▶ [Short task] Below is some material; set it all down exactly, apart from the pictures.

— Start of Stored rows —

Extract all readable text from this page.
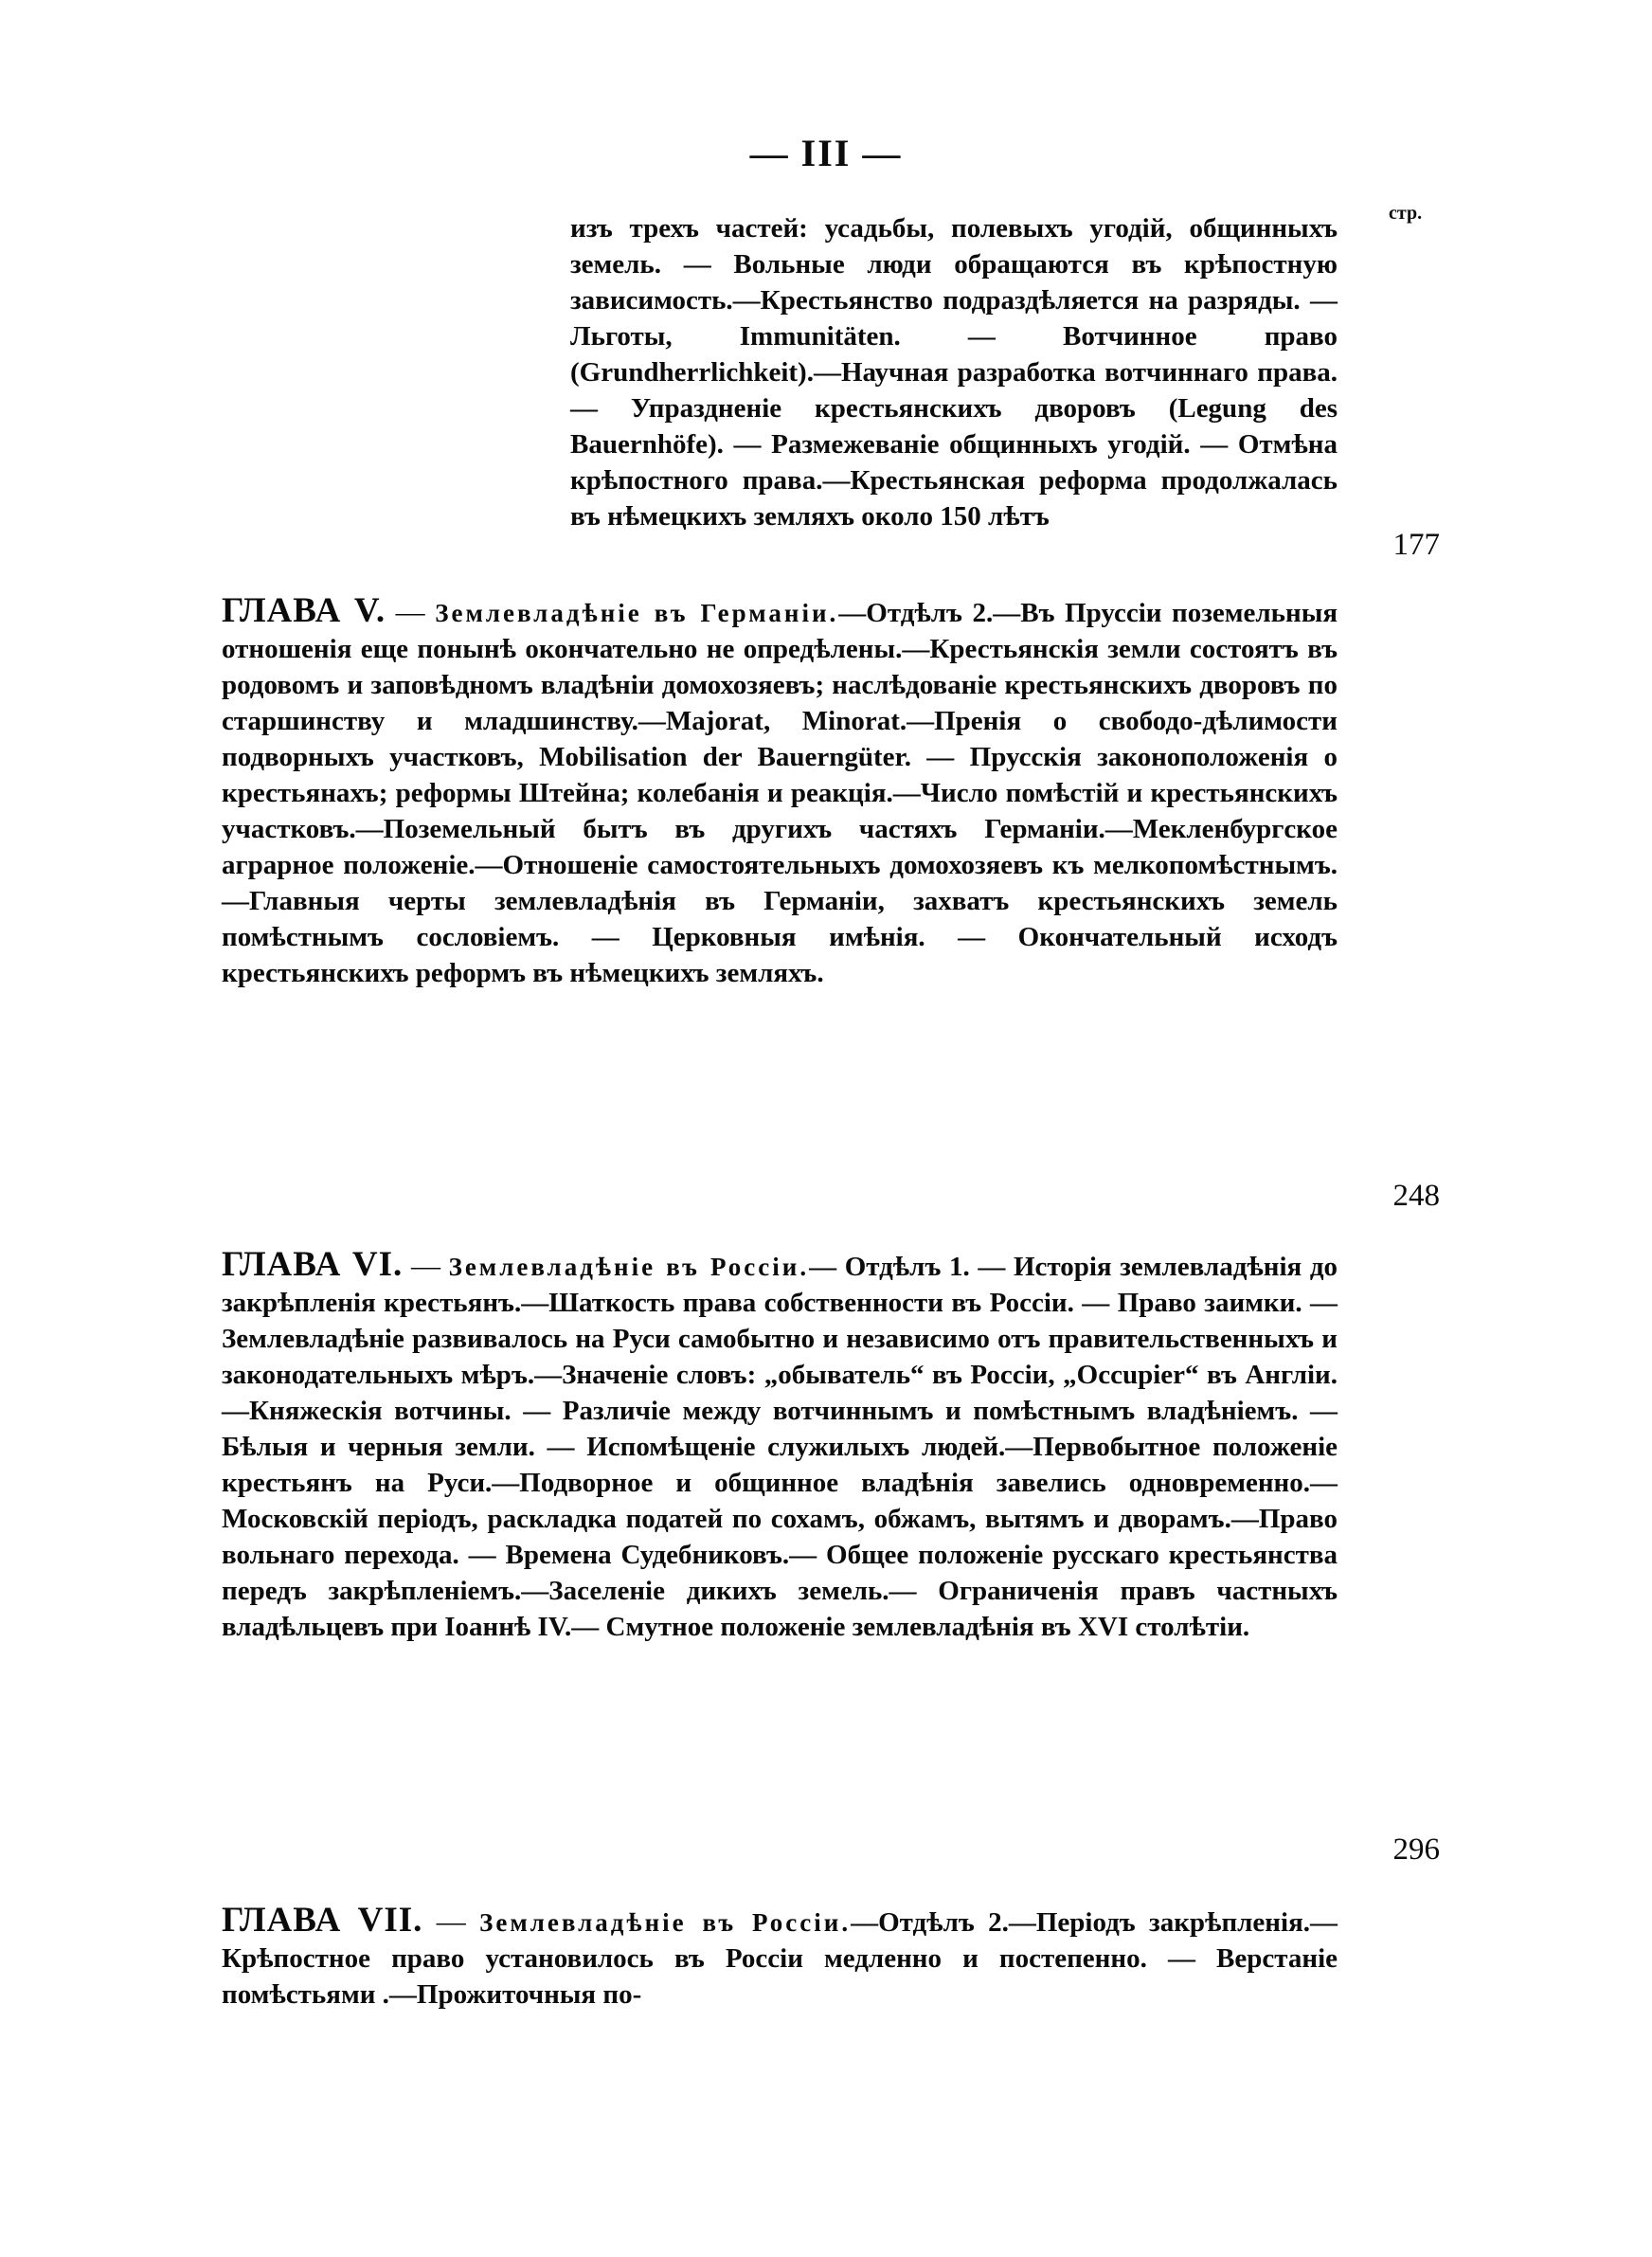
— III —
стр.
изъ трехъ частей: усадьбы, полевыхъ угодій, общинныхъ земель. — Вольные люди обращаются въ крѣпостную зависимость.—Крестьянство подраздѣляется на разряды. — Льготы, Immunitäten. — Вотчинное право (Grundherrlichkeit).—Научная разработка вотчиннаго права. — Упраздненіе крестьянскихъ дворовъ (Legung des Bauernhöfe). — Размежеваніе общинныхъ угодій. — Отмѣна крѣпостного права.—Крестьянская реформа продолжалась въ нѣмецкихъ земляхъ около 150 лѣтъ
177
ГЛАВА V. — Землевладѣніе въ Германіи.—Отдѣлъ 2.—Въ Пруссіи поземельныя отношенія еще понынѣ окончательно не опредѣлены.—Крестьянскія земли состоятъ въ родовомъ и заповѣдномъ владѣніи домохозяевъ; наслѣдованіе крестьянскихъ дворовъ по старшинству и младшинству.—Majorat, Minorat.—Пренія о свободо-дѣлимости подворныхъ участковъ, Mobilisation der Bauerngüter. — Прусскія законоположенія о крестьянахъ; реформы Штейна; колебанія и реакція.—Число помѣстій и крестьянскихъ участковъ.—Поземельный бытъ въ другихъ частяхъ Германіи.—Мекленбургское аграрное положеніе.—Отношеніе самостоятельныхъ домохозяевъ къ мелкопомѣстнымъ.—Главныя черты землевладѣнія въ Германіи, захватъ крестьянскихъ земель помѣстнымъ сословіемъ. — Церковныя имѣнія. — Окончательный исходъ крестьянскихъ реформъ въ нѣмецкихъ земляхъ.
248
ГЛАВА VI. — Землевладѣніе въ Россіи.— Отдѣлъ 1. — Исторія землевладѣнія до закрѣпленія крестьянъ.—Шаткость права собственности въ Россіи. — Право заимки. — Землевладѣніе развивалось на Руси самобытно и независимо отъ правительственныхъ и законодательныхъ мѣръ.—Значеніе словъ: „обыватель“ въ Россіи, „Occupier“ въ Англіи.—Княжескія вотчины. — Различіе между вотчиннымъ и помѣстнымъ владѣніемъ. — Бѣлыя и черныя земли. — Испомѣщеніе служилыхъ людей.—Первобытное положеніе крестьянъ на Руси.—Подворное и общинное владѣнія завелись одновременно.—Московскій періодъ, раскладка податей по сохамъ, обжамъ, вытямъ и дворамъ.—Право вольнаго перехода. — Времена Судебниковъ.— Общее положеніе русскаго крестьянства передъ закрѣпленіемъ.—Заселеніе дикихъ земель.— Ограниченія правъ частныхъ владѣльцевъ при Іоаннѣ IV.— Смутное положеніе землевладѣнія въ XVI столѣтіи.
296
ГЛАВА VII. — Землевладѣніе въ Россіи.—Отдѣлъ 2.—Періодъ закрѣпленія.—Крѣпостное право установилось въ Россіи медленно и постепенно. — Верстаніе помѣстьями .—Прожиточныя по-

— End of Stored rows —

▶ [Solution to the problem]
Extract all readable text from this page.
— III —
стр.
изъ трехъ частей: усадьбы, полевыхъ угодій, общинныхъ земель. — Вольные люди обращаются въ крѣпостную зависимость.—Крестьянство подраздѣляется на разряды. — Льготы, Immunitäten. — Вотчинное право (Grundherrlichkeit).—Научная разработка вотчиннаго права. — Упраздненіе крестьянскихъ дворовъ (Legung des Bauernhöfe). — Размежеваніе общинныхъ угодій. — Отмѣна крѣпостного права.—Крестьянская реформа продолжалась въ нѣмецкихъ земляхъ около 150 лѣтъ
177
ГЛАВА V. — Землевладѣніе въ Германіи.—Отдѣлъ 2.—Въ Пруссіи поземельныя отношенія еще понынѣ окончательно не опредѣлены.—Крестьянскія земли состоятъ въ родовомъ и заповѣдномъ владѣніи домохозяевъ; наслѣдованіе крестьянскихъ дворовъ по старшинству и младшинству.—Majorat, Minorat.—Пренія о свободо-дѣлимости подворныхъ участковъ, Mobilisation der Bauerngüter. — Прусскія законоположенія о крестьянахъ; реформы Штейна; колебанія и реакція.—Число помѣстій и крестьянскихъ участковъ.—Поземельный бытъ въ другихъ частяхъ Германіи.—Мекленбургское аграрное положеніе.—Отношеніе самостоятельныхъ домохозяевъ къ мелкопомѣстнымъ.—Главныя черты землевладѣнія въ Германіи, захватъ крестьянскихъ земель помѣстнымъ сословіемъ. — Церковныя имѣнія. — Окончательный исходъ крестьянскихъ реформъ въ нѣмецкихъ земляхъ.
248
ГЛАВА VI. — Землевладѣніе въ Россіи.— Отдѣлъ 1. — Исторія землевладѣнія до закрѣпленія крестьянъ.—Шаткость права собственности въ Россіи. — Право заимки. — Землевладѣніе развивалось на Руси самобытно и независимо отъ правительственныхъ и законодательныхъ мѣръ.—Значеніе словъ: „обыватель“ въ Россіи, „Occupier“ въ Англіи.—Княжескія вотчины. — Различіе между вотчиннымъ и помѣстнымъ владѣніемъ. — Бѣлыя и черныя земли. — Испомѣщеніе служилыхъ людей.—Первобытное положеніе крестьянъ на Руси.—Подворное и общинное владѣнія завелись одновременно.—Московскій періодъ, раскладка податей по сохамъ, обжамъ, вытямъ и дворамъ.—Право вольнаго перехода. — Времена Судебниковъ.— Общее положеніе русскаго крестьянства передъ закрѣпленіемъ.—Заселеніе дикихъ земель.— Ограниченія правъ частныхъ владѣльцевъ при Іоаннѣ IV.— Смутное положеніе землевладѣнія въ XVI столѣтіи.
296
ГЛАВА VII. — Землевладѣніе въ Россіи.—Отдѣлъ 2.—Періодъ закрѣпленія.—Крѣпостное право установилось въ Россіи медленно и постепенно. — Верстаніе помѣстьями .—Прожиточныя по-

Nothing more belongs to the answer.